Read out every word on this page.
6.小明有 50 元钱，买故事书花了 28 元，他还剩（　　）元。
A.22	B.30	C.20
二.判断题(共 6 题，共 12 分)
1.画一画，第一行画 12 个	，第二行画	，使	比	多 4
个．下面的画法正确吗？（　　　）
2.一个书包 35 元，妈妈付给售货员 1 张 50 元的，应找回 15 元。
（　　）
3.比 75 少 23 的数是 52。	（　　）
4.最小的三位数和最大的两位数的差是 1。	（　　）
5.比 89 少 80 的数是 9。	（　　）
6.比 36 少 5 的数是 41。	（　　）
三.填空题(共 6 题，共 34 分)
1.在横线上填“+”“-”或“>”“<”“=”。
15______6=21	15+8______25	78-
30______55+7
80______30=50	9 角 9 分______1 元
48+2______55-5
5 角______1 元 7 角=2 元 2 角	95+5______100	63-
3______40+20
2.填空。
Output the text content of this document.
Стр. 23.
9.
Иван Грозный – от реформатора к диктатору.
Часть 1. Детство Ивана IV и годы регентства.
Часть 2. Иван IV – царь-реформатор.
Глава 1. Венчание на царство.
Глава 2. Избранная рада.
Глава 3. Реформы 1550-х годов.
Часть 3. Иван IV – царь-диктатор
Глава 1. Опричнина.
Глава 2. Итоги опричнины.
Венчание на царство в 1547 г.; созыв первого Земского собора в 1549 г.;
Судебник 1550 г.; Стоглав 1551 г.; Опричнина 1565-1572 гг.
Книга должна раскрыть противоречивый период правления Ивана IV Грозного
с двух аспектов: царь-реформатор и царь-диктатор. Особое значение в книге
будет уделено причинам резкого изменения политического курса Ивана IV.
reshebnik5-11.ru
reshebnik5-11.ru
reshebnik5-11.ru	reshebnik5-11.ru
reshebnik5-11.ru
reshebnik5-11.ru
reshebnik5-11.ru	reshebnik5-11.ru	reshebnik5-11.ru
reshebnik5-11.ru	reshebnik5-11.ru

Your instructions: Output the entries verbatim.

Result for this task:
Read out every word on this page.
6.小明有 50 元钱，买故事书花了 28 元，他还剩（　　）元。
A.22	B.30	C.20
二.判断题(共 6 题，共 12 分)
1.画一画，第一行画 12 个	，第二行画	，使	比	多 4
个．下面的画法正确吗？（　　　）
2.一个书包 35 元，妈妈付给售货员 1 张 50 元的，应找回 15 元。
（　　）
3.比 75 少 23 的数是 52。	（　　）
4.最小的三位数和最大的两位数的差是 1。	（　　）
5.比 89 少 80 的数是 9。	（　　）
6.比 36 少 5 的数是 41。	（　　）
三.填空题(共 6 题，共 34 分)
1.在横线上填“+”“-”或“>”“<”“=”。
15______6=21	15+8______25	78-
30______55+7
80______30=50	9 角 9 分______1 元
48+2______55-5
5 角______1 元 7 角=2 元 2 角	95+5______100	63-
3______40+20
2.填空。
Output the text content of this document.
Стр. 23.
9.
Иван Грозный – от реформатора к диктатору.
Часть 1. Детство Ивана IV и годы регентства.
Часть 2. Иван IV – царь-реформатор.
Глава 1. Венчание на царство.
Глава 2. Избранная рада.
Глава 3. Реформы 1550-х годов.
Часть 3. Иван IV – царь-диктатор
Глава 1. Опричнина.
Глава 2. Итоги опричнины.
Венчание на царство в 1547 г.; созыв первого Земского собора в 1549 г.;
Судебник 1550 г.; Стоглав 1551 г.; Опричнина 1565-1572 гг.
Книга должна раскрыть противоречивый период правления Ивана IV Грозного
с двух аспектов: царь-реформатор и царь-диктатор. Особое значение в книге
будет уделено причинам резкого изменения политического курса Ивана IV.
reshebnik5-11.ru
reshebnik5-11.ru
reshebnik5-11.ru	reshebnik5-11.ru
reshebnik5-11.ru
reshebnik5-11.ru
reshebnik5-11.ru	reshebnik5-11.ru	reshebnik5-11.ru
reshebnik5-11.ru	reshebnik5-11.ru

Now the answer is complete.